-- start DATASET RECORDS --

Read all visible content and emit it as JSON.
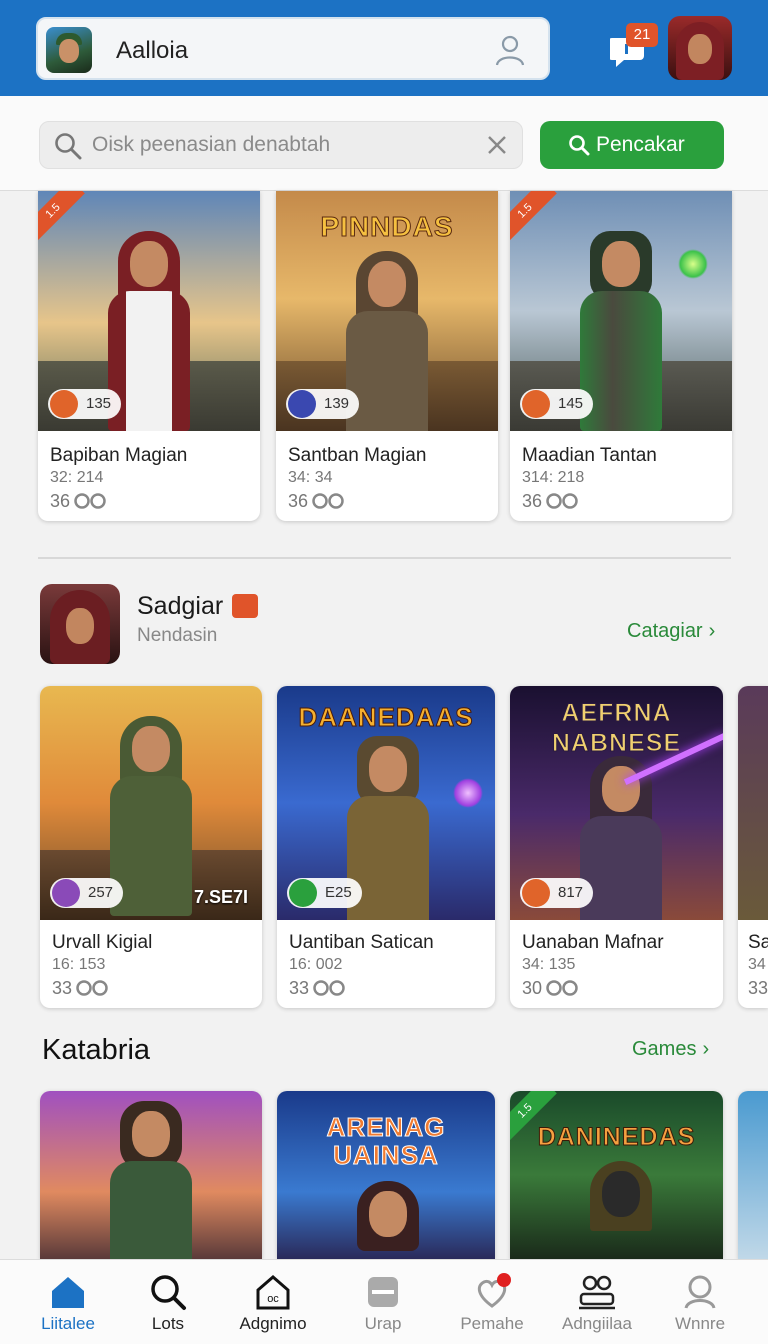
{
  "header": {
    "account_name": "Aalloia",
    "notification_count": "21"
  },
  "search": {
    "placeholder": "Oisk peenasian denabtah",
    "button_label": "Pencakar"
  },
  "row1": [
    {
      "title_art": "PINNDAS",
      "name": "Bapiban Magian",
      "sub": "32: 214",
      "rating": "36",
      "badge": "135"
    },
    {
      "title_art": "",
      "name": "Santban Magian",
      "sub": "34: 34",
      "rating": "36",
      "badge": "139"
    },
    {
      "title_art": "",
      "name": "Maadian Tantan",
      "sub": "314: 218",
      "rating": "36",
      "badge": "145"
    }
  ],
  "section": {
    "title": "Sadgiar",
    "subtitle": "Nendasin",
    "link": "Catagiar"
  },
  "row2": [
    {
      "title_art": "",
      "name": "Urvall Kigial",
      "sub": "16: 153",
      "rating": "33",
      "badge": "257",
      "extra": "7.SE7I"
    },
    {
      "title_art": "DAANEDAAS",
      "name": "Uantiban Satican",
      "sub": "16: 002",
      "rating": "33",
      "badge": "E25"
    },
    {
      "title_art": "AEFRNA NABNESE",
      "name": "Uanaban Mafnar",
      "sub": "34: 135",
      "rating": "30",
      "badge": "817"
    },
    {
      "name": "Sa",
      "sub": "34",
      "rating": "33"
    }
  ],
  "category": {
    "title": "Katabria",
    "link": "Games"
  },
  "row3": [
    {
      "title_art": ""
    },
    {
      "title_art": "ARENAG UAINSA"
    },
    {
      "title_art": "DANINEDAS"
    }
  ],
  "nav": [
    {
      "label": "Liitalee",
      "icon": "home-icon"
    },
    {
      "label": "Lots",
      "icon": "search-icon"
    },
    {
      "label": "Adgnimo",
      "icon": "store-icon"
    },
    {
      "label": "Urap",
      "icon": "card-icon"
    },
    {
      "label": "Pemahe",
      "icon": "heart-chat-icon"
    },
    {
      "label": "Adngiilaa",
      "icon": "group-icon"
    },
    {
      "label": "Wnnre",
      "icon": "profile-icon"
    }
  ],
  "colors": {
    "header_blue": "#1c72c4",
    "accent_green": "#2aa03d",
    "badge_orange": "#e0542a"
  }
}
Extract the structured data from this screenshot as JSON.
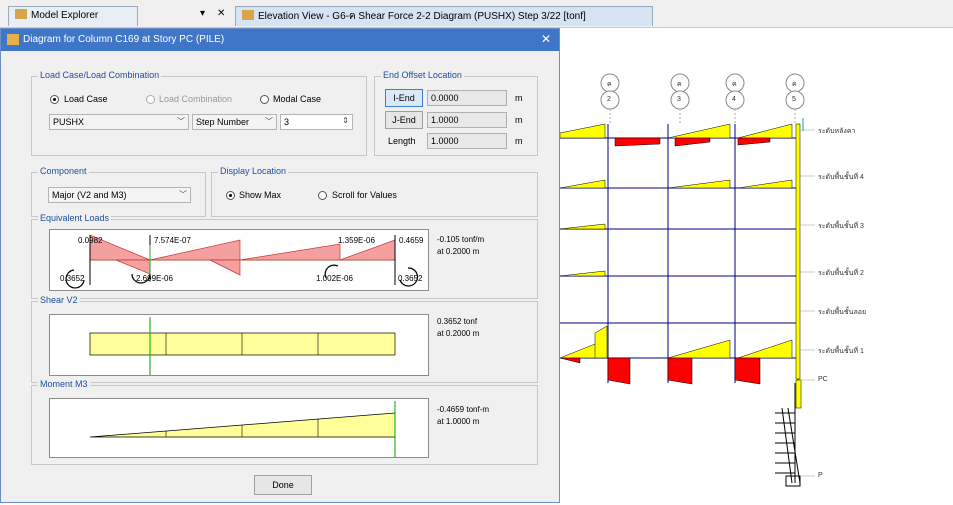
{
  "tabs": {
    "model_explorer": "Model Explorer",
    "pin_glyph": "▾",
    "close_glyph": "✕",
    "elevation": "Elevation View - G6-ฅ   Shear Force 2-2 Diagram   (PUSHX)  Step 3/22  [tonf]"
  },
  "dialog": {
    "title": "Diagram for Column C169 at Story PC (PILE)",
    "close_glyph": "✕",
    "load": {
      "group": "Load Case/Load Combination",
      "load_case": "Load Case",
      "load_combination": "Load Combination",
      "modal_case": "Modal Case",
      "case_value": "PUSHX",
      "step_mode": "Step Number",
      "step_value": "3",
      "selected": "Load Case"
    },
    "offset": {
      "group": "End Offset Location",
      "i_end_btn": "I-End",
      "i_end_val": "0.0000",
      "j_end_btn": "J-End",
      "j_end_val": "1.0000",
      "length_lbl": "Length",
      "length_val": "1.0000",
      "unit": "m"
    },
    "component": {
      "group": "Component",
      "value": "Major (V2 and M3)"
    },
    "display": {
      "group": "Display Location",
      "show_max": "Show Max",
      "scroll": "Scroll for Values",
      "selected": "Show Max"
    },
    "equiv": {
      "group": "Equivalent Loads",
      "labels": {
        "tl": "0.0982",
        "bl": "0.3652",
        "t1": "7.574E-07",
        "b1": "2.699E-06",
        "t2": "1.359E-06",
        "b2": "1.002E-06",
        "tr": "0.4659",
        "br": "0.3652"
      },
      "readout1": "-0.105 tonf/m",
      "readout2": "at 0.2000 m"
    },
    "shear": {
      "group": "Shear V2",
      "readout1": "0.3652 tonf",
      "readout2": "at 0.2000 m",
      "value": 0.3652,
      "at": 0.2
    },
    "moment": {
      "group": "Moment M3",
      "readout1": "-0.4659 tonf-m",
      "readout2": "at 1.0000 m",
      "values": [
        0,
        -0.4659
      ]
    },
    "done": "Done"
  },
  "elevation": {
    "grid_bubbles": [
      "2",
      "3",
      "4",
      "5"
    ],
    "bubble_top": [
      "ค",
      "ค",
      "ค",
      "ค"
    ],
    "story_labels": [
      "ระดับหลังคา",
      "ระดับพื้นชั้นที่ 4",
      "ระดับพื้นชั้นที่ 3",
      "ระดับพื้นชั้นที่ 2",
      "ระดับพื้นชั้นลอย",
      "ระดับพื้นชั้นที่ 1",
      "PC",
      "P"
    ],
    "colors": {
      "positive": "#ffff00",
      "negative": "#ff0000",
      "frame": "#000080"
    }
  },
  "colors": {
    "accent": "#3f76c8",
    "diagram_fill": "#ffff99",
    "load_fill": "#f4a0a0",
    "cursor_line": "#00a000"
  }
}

-- end DATASET RECORDS --
-- start DATASET RECORDS --

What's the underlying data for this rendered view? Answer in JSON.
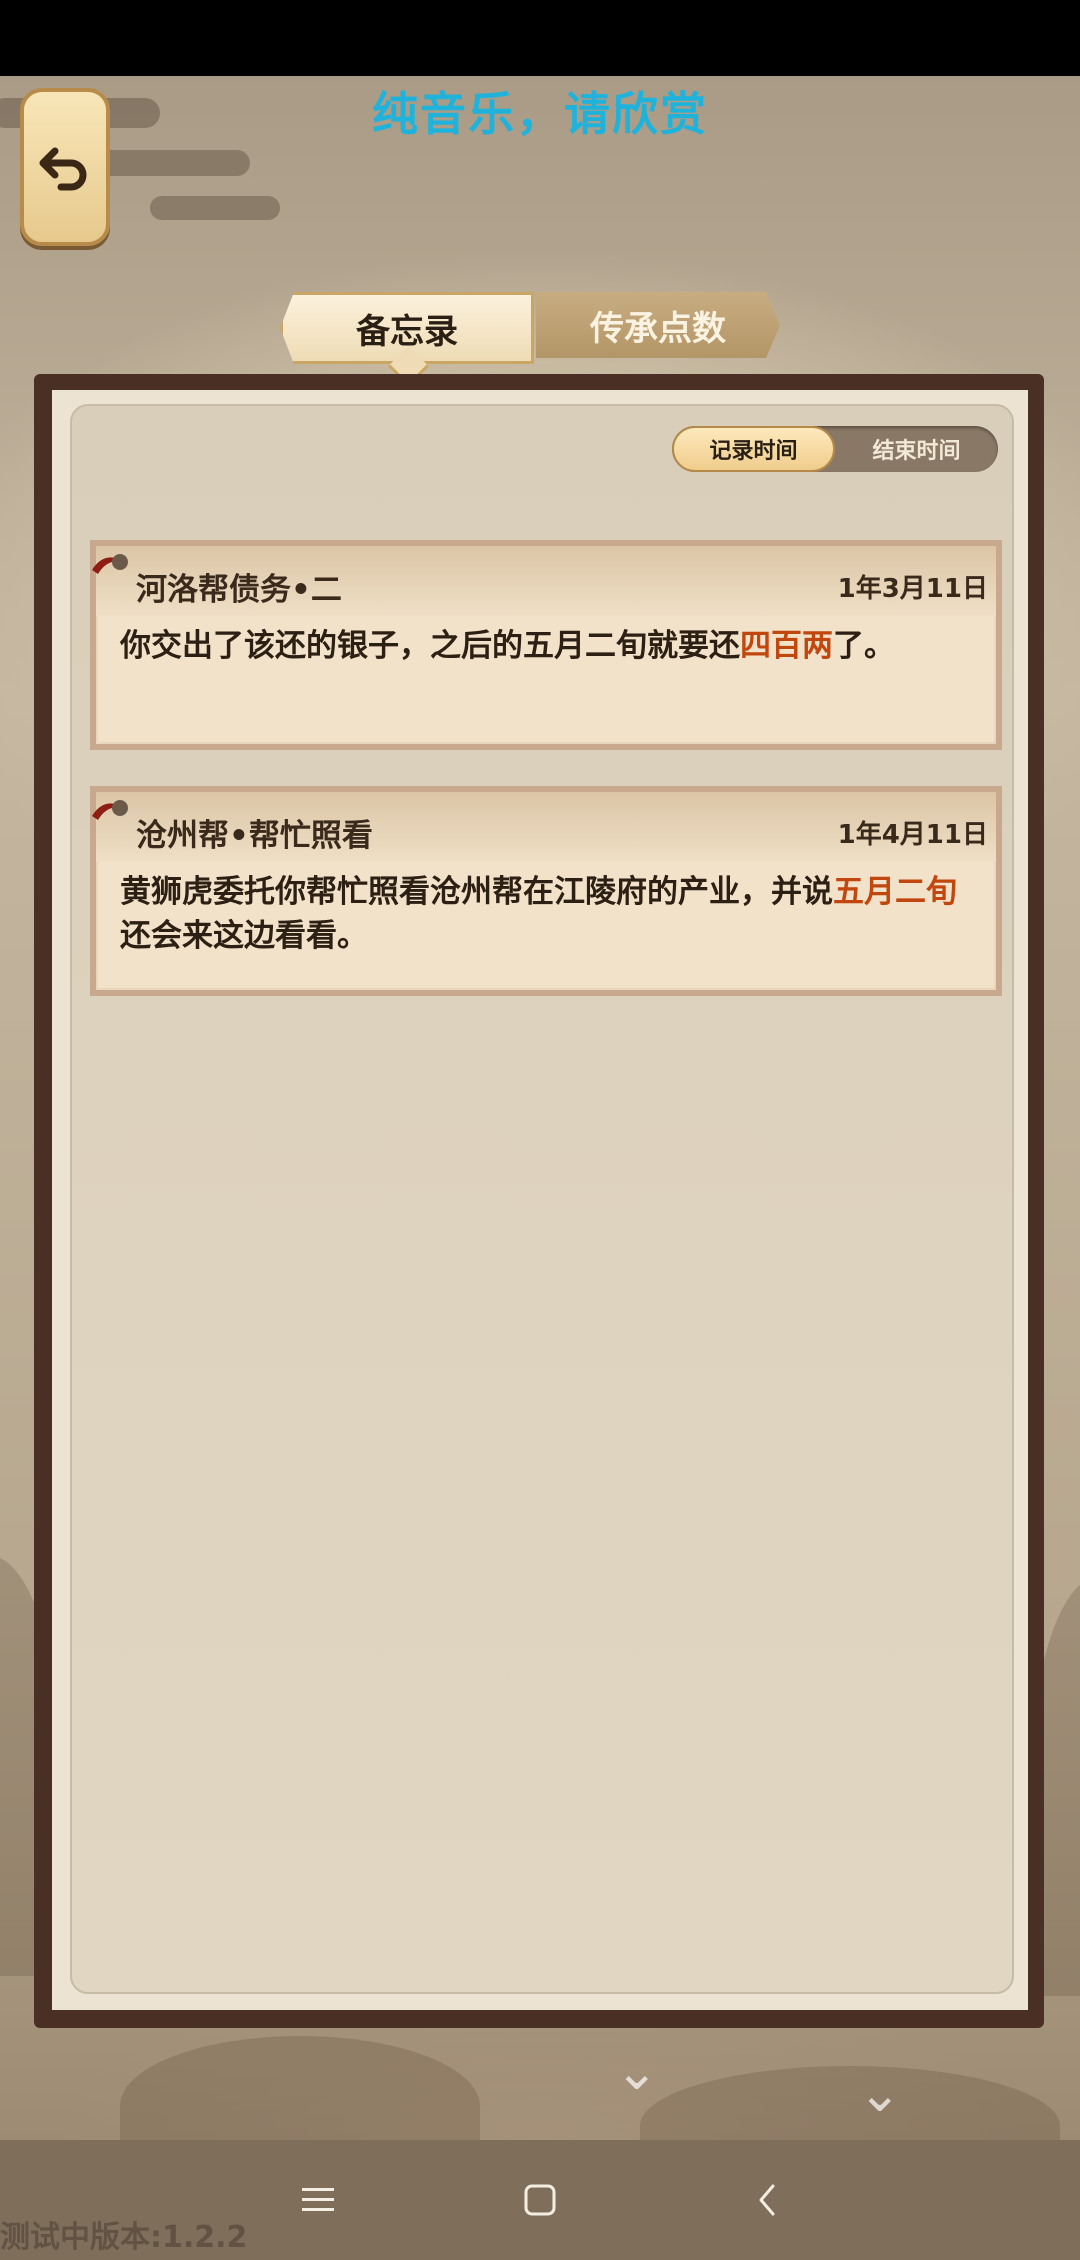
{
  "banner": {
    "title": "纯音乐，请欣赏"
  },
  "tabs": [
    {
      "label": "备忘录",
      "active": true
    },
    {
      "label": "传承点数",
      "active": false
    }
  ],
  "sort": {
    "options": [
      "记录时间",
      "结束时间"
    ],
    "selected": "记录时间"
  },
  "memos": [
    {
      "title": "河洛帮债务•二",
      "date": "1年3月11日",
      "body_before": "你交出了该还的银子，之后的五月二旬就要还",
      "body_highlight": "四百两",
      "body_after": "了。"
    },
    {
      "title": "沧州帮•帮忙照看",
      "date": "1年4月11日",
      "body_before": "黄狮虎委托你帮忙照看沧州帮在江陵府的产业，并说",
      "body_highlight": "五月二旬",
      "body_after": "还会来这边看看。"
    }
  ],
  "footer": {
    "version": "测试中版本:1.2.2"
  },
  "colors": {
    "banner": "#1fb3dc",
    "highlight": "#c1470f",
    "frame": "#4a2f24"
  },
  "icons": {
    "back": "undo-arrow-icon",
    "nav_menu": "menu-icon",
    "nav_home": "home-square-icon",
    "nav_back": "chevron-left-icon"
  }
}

-- end DATASET RECORDS --

GOAL OF THE EXERCISE: Your task is to list each line of the records with the word "PUSHX".

RESULT OF THE TASK:
    "elevation": "Elevation View - G6-ฅ   Shear Force 2-2 Diagram   (PUSHX)  Step 3/22  [tonf]"
      "case_value": "PUSHX",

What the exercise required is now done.